→ Work required
Count the lines in the listing below that contain the string "channel", and reply with the number alone.

→ Listings of boxed layout items
[BEGIN]

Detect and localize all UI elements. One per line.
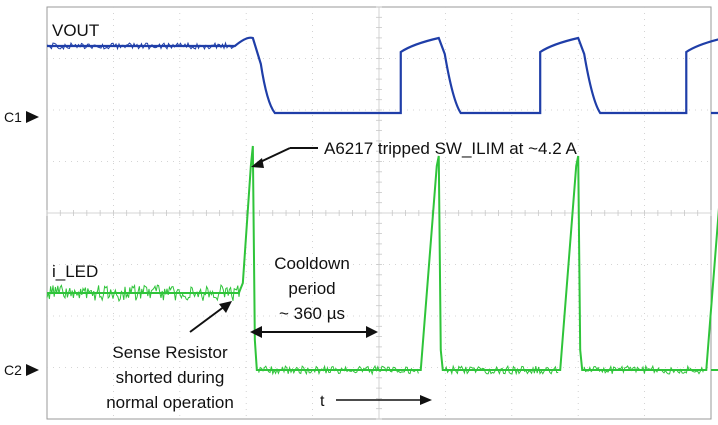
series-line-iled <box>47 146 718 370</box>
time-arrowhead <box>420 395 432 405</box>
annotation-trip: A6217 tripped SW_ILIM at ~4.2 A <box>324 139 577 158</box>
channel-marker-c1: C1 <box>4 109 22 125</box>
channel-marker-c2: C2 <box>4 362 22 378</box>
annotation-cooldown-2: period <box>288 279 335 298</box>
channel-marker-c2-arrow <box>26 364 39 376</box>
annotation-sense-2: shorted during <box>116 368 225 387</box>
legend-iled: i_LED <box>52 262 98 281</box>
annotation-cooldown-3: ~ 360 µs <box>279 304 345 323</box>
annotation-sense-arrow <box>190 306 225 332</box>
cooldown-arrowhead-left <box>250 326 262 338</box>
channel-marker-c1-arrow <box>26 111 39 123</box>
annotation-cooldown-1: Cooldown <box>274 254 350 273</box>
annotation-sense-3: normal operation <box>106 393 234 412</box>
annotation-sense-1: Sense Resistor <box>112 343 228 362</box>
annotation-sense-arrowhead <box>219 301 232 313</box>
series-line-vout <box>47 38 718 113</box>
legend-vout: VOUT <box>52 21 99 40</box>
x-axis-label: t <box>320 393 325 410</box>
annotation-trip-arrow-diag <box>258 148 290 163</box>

[END]

→ Written response
4